Problem: Copy every line of the records below word for word, with nothing changed.

Listing:
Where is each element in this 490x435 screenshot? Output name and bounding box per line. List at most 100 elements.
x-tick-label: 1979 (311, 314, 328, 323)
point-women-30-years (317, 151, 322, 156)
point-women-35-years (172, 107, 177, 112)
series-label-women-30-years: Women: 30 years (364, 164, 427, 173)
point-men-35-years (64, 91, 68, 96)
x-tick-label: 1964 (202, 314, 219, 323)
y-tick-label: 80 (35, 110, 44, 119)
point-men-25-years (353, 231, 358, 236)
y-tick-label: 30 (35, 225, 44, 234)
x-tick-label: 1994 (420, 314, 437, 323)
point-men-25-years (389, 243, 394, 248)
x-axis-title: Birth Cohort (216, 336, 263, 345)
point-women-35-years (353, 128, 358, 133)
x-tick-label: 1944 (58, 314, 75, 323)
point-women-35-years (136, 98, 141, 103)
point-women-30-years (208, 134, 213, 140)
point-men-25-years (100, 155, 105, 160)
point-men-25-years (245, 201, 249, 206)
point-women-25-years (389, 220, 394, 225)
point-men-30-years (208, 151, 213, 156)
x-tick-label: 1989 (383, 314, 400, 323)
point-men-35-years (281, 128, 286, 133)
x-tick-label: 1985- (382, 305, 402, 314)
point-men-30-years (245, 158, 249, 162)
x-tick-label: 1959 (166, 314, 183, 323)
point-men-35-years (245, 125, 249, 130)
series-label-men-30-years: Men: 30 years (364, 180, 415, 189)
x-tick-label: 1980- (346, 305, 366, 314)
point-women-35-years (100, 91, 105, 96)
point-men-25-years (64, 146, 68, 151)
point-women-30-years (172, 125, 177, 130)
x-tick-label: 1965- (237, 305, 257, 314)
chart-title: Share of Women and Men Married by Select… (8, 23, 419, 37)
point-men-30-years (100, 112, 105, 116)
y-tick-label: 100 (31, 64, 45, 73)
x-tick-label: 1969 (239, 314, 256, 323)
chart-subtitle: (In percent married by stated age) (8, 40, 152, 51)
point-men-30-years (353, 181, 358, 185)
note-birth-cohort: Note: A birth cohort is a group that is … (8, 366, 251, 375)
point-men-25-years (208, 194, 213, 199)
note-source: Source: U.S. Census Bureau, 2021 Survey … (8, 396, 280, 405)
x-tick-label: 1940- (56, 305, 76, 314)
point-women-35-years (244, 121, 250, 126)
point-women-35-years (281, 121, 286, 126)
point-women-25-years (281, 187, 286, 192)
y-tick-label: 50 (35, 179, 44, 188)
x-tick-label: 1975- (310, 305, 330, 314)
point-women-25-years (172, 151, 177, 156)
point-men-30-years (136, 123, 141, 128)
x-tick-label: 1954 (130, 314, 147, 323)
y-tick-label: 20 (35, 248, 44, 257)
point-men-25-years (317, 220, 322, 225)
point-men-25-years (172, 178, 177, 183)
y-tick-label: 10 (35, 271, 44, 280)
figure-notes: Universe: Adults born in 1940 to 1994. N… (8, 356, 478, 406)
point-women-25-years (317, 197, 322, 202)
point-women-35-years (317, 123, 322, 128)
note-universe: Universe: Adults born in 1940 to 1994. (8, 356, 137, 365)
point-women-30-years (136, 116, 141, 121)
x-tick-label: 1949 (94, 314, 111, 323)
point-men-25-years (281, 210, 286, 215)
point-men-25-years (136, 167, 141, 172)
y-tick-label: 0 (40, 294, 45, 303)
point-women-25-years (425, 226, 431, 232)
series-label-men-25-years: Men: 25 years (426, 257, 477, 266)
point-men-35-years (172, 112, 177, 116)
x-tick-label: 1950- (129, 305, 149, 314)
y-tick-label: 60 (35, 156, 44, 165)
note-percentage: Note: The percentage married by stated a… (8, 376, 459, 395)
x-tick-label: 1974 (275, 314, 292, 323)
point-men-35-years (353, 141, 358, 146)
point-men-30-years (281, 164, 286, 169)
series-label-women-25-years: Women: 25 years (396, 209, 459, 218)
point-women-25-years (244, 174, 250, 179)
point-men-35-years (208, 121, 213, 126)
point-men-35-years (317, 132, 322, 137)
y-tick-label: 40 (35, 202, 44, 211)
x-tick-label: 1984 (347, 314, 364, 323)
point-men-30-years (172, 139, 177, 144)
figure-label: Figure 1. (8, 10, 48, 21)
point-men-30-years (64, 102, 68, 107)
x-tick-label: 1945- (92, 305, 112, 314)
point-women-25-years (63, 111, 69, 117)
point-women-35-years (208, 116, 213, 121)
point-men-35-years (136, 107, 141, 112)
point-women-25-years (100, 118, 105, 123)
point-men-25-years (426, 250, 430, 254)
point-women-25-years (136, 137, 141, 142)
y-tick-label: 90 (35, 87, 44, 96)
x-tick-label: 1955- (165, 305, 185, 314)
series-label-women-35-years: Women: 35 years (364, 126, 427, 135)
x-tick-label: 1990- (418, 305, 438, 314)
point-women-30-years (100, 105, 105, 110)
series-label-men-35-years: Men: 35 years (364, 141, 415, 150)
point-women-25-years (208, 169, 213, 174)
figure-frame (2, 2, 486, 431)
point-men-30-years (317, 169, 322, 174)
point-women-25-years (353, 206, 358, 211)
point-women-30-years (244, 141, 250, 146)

Exercise answer:
Where is each element in this 490x435 screenshot? Output name and bounding box per line. List at most 100 elements.
x-tick-label: 1979 (311, 314, 328, 323)
point-women-30-years (317, 151, 322, 156)
point-women-35-years (172, 107, 177, 112)
series-label-women-30-years: Women: 30 years (364, 164, 427, 173)
point-men-35-years (64, 91, 68, 96)
x-tick-label: 1964 (202, 314, 219, 323)
y-tick-label: 80 (35, 110, 44, 119)
point-men-25-years (353, 231, 358, 236)
y-tick-label: 30 (35, 225, 44, 234)
x-tick-label: 1994 (420, 314, 437, 323)
point-men-25-years (389, 243, 394, 248)
x-axis-title: Birth Cohort (216, 336, 263, 345)
point-women-35-years (353, 128, 358, 133)
x-tick-label: 1944 (58, 314, 75, 323)
point-women-35-years (136, 98, 141, 103)
point-women-30-years (208, 134, 213, 140)
point-men-25-years (100, 155, 105, 160)
point-men-25-years (245, 201, 249, 206)
point-women-25-years (389, 220, 394, 225)
point-men-30-years (208, 151, 213, 156)
x-tick-label: 1989 (383, 314, 400, 323)
point-men-35-years (281, 128, 286, 133)
x-tick-label: 1985- (382, 305, 402, 314)
point-men-30-years (245, 158, 249, 162)
x-tick-label: 1959 (166, 314, 183, 323)
point-men-35-years (245, 125, 249, 130)
series-label-men-30-years: Men: 30 years (364, 180, 415, 189)
x-tick-label: 1980- (346, 305, 366, 314)
point-women-35-years (100, 91, 105, 96)
point-men-25-years (64, 146, 68, 151)
point-women-30-years (172, 125, 177, 130)
x-tick-label: 1965- (237, 305, 257, 314)
chart-title: Share of Women and Men Married by Select… (8, 23, 419, 37)
point-men-30-years (100, 112, 105, 116)
y-tick-label: 100 (31, 64, 45, 73)
x-tick-label: 1969 (239, 314, 256, 323)
chart-subtitle: (In percent married by stated age) (8, 40, 152, 51)
point-men-30-years (353, 181, 358, 185)
note-birth-cohort: Note: A birth cohort is a group that is … (8, 366, 251, 375)
point-men-25-years (208, 194, 213, 199)
note-source: Source: U.S. Census Bureau, 2021 Survey … (8, 396, 280, 405)
x-tick-label: 1940- (56, 305, 76, 314)
point-women-35-years (244, 121, 250, 126)
point-women-35-years (281, 121, 286, 126)
point-women-25-years (281, 187, 286, 192)
y-tick-label: 50 (35, 179, 44, 188)
x-tick-label: 1975- (310, 305, 330, 314)
point-women-25-years (172, 151, 177, 156)
point-men-30-years (136, 123, 141, 128)
x-tick-label: 1954 (130, 314, 147, 323)
y-tick-label: 20 (35, 248, 44, 257)
point-men-25-years (317, 220, 322, 225)
point-men-25-years (172, 178, 177, 183)
y-tick-label: 10 (35, 271, 44, 280)
figure-notes: Universe: Adults born in 1940 to 1994. N… (8, 356, 478, 406)
point-women-25-years (317, 197, 322, 202)
point-women-35-years (317, 123, 322, 128)
note-universe: Universe: Adults born in 1940 to 1994. (8, 356, 137, 365)
point-women-30-years (136, 116, 141, 121)
x-tick-label: 1949 (94, 314, 111, 323)
point-men-25-years (281, 210, 286, 215)
point-men-25-years (136, 167, 141, 172)
y-tick-label: 0 (40, 294, 45, 303)
point-women-25-years (425, 226, 431, 232)
series-label-men-25-years: Men: 25 years (426, 257, 477, 266)
point-men-35-years (172, 112, 177, 116)
x-tick-label: 1950- (129, 305, 149, 314)
y-tick-label: 60 (35, 156, 44, 165)
note-percentage: Note: The percentage married by stated a… (8, 376, 459, 395)
x-tick-label: 1974 (275, 314, 292, 323)
point-men-35-years (353, 141, 358, 146)
point-men-30-years (281, 164, 286, 169)
series-label-women-25-years: Women: 25 years (396, 209, 459, 218)
point-women-25-years (244, 174, 250, 179)
point-men-35-years (208, 121, 213, 126)
point-men-35-years (317, 132, 322, 137)
y-tick-label: 40 (35, 202, 44, 211)
x-tick-label: 1984 (347, 314, 364, 323)
point-men-30-years (172, 139, 177, 144)
figure-label: Figure 1. (8, 10, 48, 21)
point-men-30-years (64, 102, 68, 107)
x-tick-label: 1945- (92, 305, 112, 314)
point-women-25-years (63, 111, 69, 117)
point-women-35-years (208, 116, 213, 121)
point-men-35-years (136, 107, 141, 112)
point-women-25-years (100, 118, 105, 123)
point-men-25-years (426, 250, 430, 254)
point-women-25-years (136, 137, 141, 142)
y-tick-label: 90 (35, 87, 44, 96)
x-tick-label: 1955- (165, 305, 185, 314)
series-label-women-35-years: Women: 35 years (364, 126, 427, 135)
x-tick-label: 1990- (418, 305, 438, 314)
point-women-30-years (100, 105, 105, 110)
series-label-men-35-years: Men: 35 years (364, 141, 415, 150)
point-women-25-years (208, 169, 213, 174)
figure-frame (2, 2, 486, 431)
point-men-30-years (317, 169, 322, 174)
point-women-25-years (353, 206, 358, 211)
point-women-30-years (244, 141, 250, 146)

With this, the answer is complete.